▸ Data excerpts
□ □ □ □

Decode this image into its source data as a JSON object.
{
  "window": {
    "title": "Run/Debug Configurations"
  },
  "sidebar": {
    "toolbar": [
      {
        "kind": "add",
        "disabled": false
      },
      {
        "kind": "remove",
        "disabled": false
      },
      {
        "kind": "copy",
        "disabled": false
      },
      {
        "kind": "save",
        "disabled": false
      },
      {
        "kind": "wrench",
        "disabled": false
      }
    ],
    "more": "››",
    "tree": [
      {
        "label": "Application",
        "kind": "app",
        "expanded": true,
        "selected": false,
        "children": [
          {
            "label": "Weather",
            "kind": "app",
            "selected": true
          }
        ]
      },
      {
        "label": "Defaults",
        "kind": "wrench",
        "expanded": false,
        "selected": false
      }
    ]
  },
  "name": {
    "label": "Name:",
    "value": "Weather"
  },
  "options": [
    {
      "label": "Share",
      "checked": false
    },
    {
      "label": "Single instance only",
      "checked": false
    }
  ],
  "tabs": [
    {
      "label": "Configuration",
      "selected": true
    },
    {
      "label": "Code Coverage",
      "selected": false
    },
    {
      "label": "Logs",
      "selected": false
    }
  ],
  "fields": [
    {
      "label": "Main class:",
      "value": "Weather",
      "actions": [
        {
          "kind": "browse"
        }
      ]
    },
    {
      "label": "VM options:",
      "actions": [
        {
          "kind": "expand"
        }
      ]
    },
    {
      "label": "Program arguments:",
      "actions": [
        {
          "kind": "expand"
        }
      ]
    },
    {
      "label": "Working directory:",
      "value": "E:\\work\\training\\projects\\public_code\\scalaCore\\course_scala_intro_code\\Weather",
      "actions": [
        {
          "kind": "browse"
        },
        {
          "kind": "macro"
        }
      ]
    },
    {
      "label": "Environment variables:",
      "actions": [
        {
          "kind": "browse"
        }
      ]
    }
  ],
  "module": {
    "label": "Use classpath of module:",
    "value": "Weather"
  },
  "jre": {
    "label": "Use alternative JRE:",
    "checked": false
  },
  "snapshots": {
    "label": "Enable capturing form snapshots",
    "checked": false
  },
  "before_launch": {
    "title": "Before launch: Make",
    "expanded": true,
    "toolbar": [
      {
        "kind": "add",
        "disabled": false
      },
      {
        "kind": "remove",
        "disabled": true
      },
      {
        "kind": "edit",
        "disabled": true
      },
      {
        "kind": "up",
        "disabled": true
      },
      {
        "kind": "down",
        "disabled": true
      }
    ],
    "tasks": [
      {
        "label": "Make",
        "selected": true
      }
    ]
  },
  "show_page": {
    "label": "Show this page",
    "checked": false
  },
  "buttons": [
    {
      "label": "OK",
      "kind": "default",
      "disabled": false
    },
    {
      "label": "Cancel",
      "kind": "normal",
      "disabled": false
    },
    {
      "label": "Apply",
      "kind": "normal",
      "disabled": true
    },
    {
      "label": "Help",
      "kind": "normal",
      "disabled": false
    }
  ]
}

□ □ □ □

▸ Requirements
Select and copy every line of the listing with the word "selected".

▸ Response below
        "selected": false,
            "selected": true
        "selected": false
      "selected": true
      "selected": false
      "selected": false
        "selected": true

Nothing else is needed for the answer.